▶ _The task_
Report how many lines below contain the word "questions". Give only the number.
─── Given information ───
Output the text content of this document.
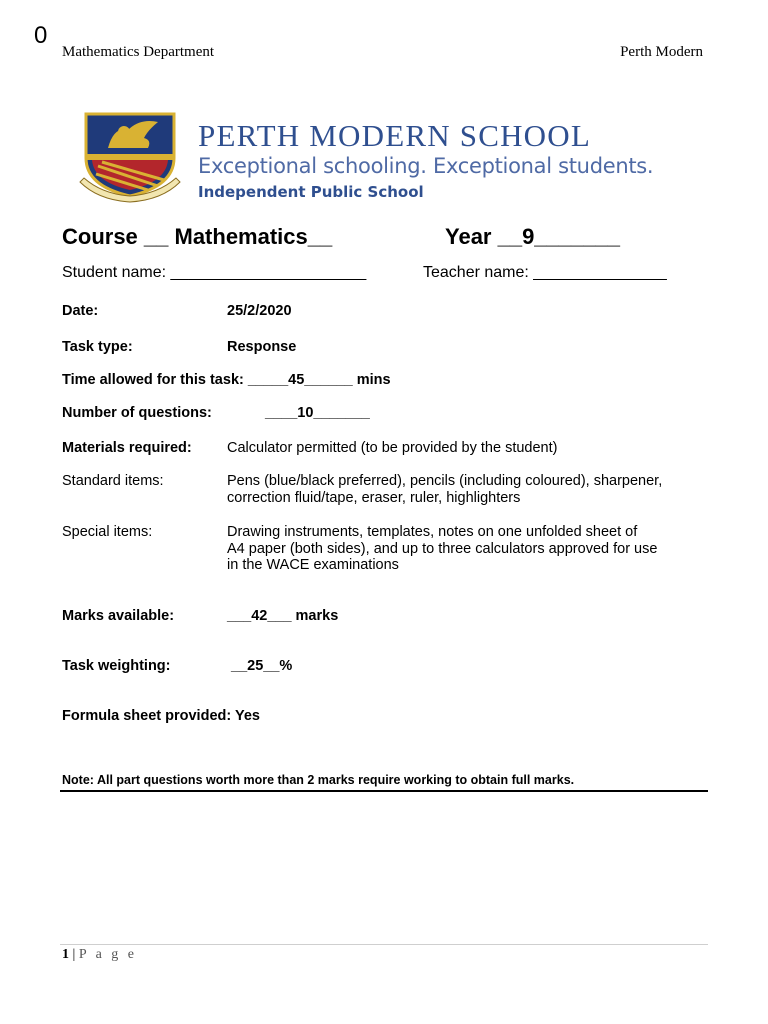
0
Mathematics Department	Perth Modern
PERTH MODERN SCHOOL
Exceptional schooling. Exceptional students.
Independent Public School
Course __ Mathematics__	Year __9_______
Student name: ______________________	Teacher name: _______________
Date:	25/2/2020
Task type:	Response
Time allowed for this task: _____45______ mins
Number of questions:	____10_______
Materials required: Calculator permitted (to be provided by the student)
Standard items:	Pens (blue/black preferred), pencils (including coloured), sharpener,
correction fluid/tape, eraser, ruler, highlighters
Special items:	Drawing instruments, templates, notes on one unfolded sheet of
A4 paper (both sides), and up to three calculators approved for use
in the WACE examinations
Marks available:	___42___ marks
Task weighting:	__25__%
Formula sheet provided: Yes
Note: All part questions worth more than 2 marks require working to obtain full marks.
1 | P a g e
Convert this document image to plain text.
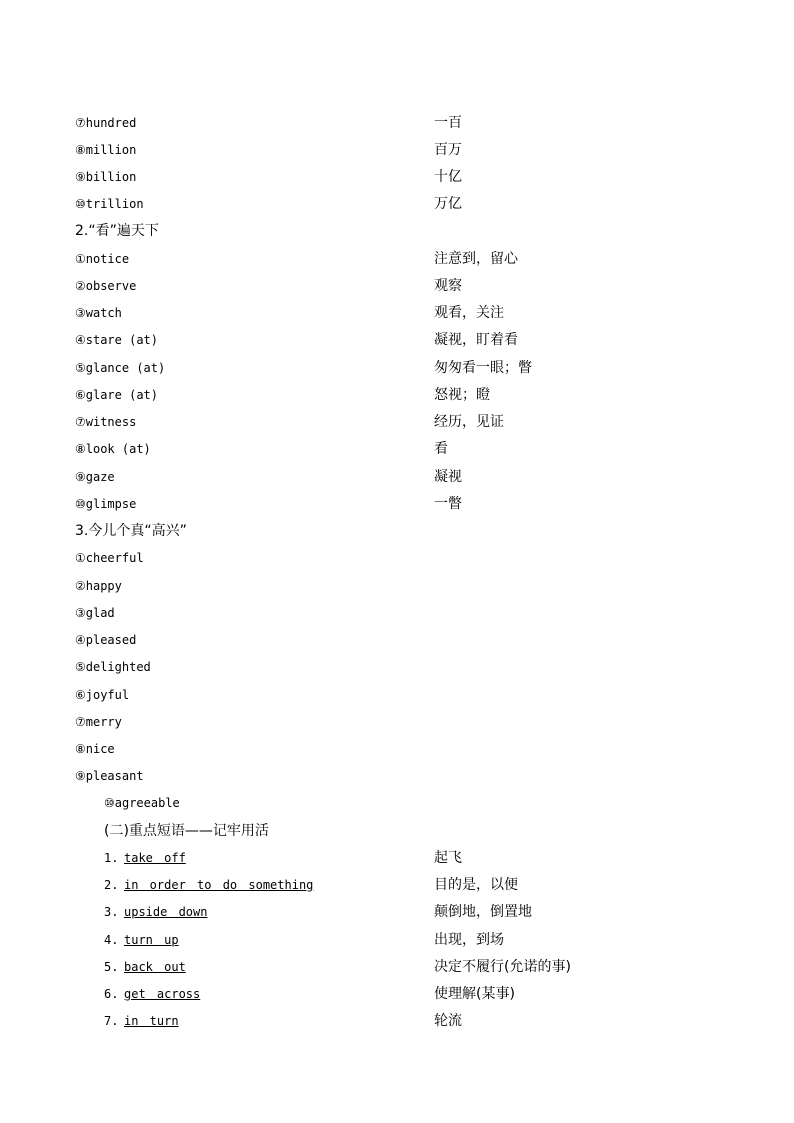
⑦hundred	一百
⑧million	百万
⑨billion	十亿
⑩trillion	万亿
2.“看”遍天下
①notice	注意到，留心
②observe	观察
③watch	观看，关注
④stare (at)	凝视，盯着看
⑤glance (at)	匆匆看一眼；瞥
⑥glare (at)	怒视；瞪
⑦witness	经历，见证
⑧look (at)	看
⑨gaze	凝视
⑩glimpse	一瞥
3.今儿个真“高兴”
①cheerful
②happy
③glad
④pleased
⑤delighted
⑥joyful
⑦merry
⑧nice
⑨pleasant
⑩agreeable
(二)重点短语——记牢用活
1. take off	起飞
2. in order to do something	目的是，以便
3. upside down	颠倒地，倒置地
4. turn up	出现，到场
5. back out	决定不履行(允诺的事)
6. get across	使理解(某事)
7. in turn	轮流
───
─── Given information ───
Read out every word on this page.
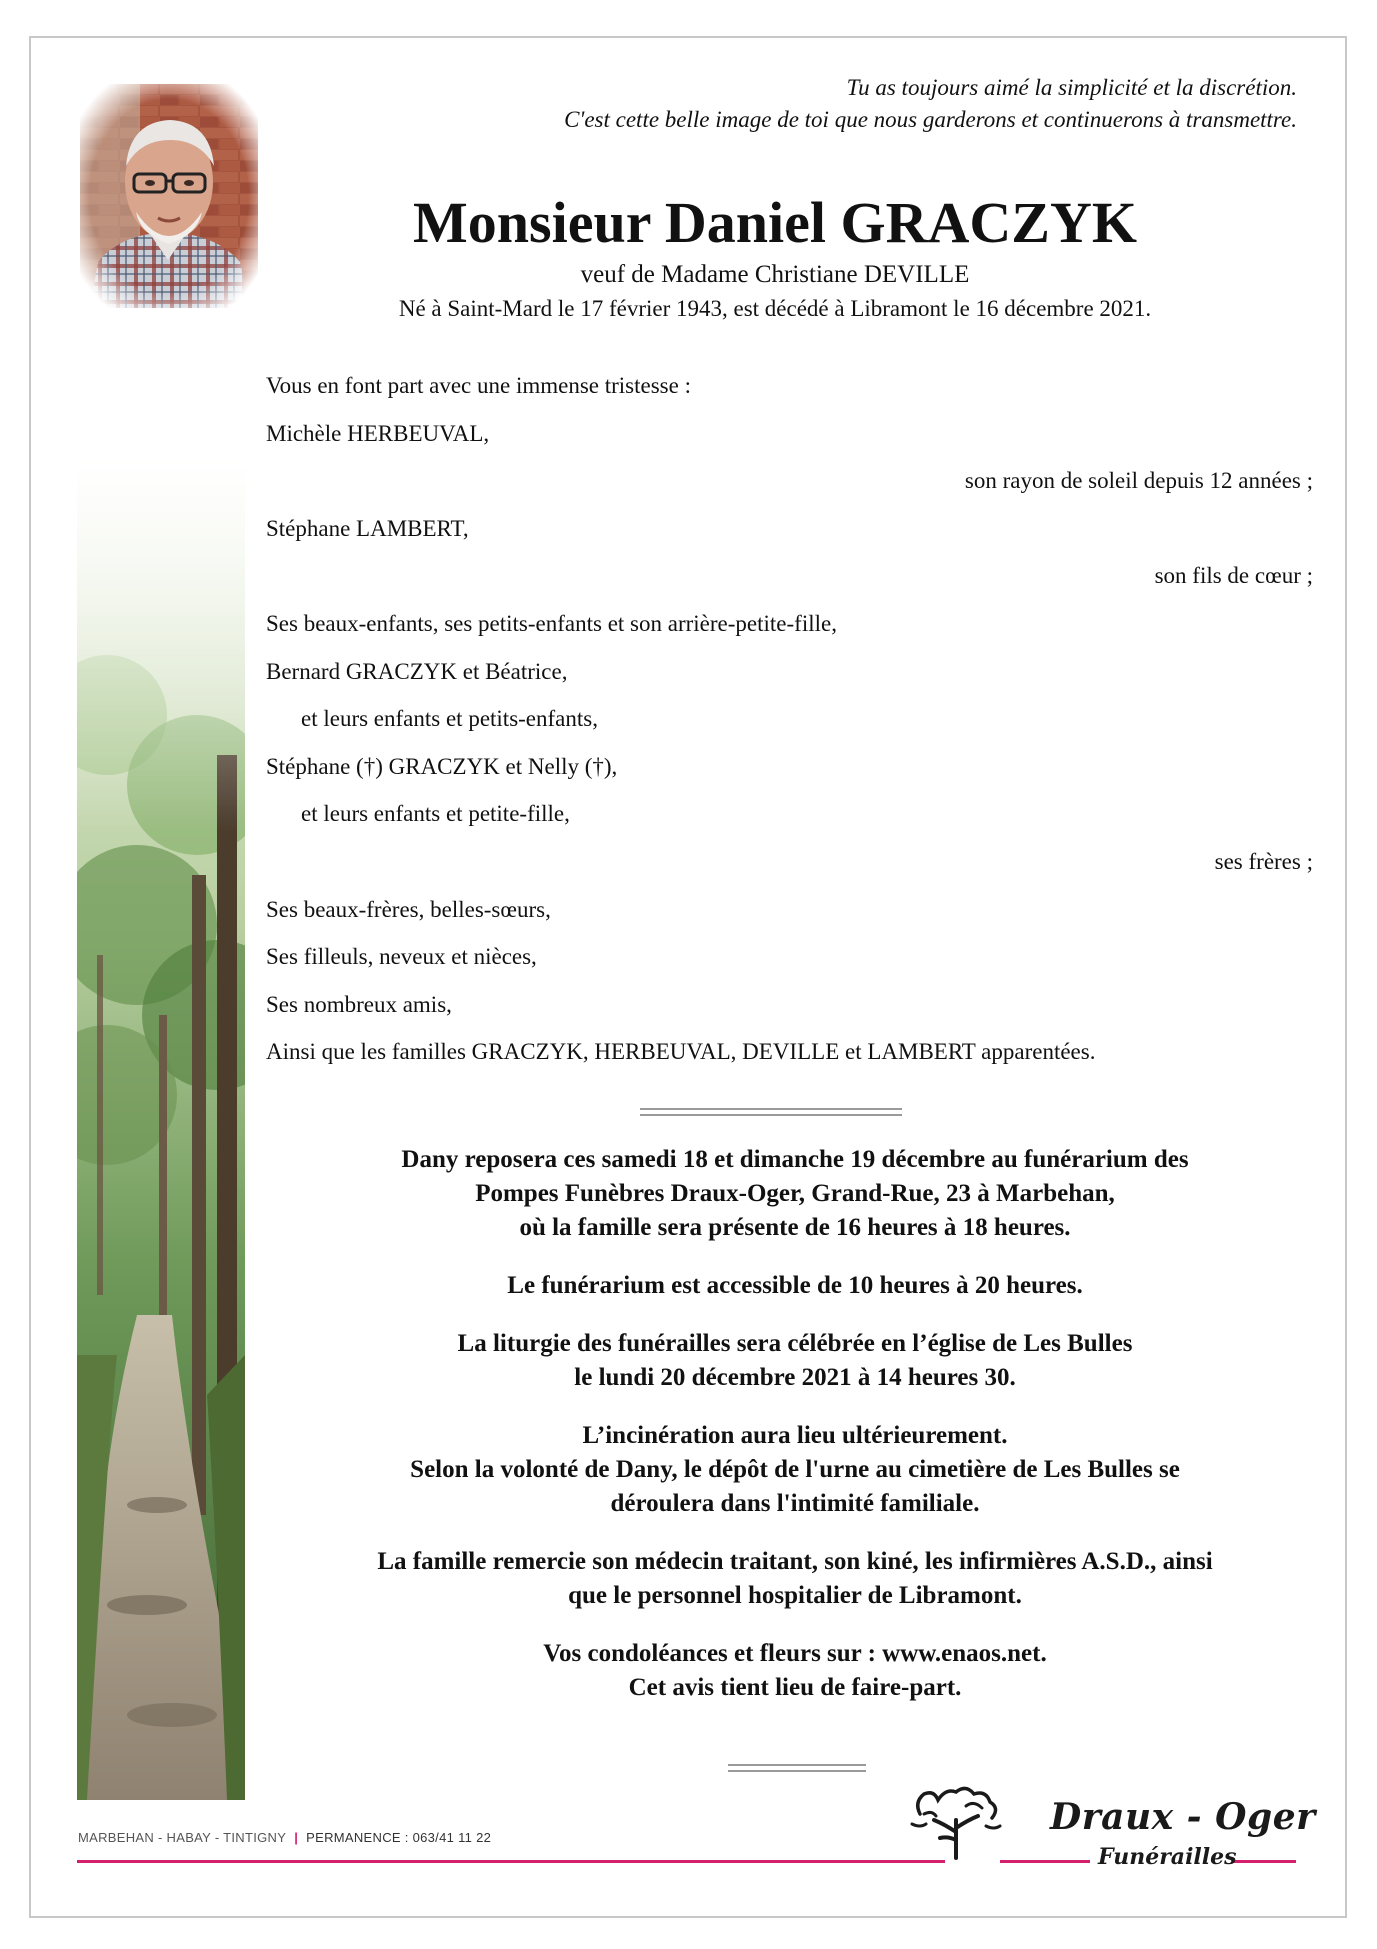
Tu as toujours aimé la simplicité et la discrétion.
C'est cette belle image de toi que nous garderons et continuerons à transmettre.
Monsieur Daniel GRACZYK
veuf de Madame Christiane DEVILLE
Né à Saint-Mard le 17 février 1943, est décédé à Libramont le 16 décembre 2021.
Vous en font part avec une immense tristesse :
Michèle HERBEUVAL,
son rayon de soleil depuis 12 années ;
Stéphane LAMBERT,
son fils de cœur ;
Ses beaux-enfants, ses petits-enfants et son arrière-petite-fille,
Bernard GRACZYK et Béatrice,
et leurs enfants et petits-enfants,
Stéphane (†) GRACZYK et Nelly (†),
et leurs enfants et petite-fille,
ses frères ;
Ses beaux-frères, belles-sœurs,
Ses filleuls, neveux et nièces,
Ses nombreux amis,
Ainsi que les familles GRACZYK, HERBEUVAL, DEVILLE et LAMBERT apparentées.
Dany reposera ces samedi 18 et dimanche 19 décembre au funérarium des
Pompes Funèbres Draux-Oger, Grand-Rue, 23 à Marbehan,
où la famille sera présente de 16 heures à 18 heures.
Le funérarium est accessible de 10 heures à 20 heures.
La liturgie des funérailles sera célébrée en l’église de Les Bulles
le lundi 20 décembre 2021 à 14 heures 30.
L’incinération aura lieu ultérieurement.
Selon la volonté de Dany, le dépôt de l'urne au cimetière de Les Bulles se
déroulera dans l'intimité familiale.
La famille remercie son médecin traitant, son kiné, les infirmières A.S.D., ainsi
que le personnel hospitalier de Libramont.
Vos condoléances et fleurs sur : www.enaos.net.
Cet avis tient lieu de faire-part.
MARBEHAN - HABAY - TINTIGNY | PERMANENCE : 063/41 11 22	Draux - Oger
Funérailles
───
▶ _Response_
2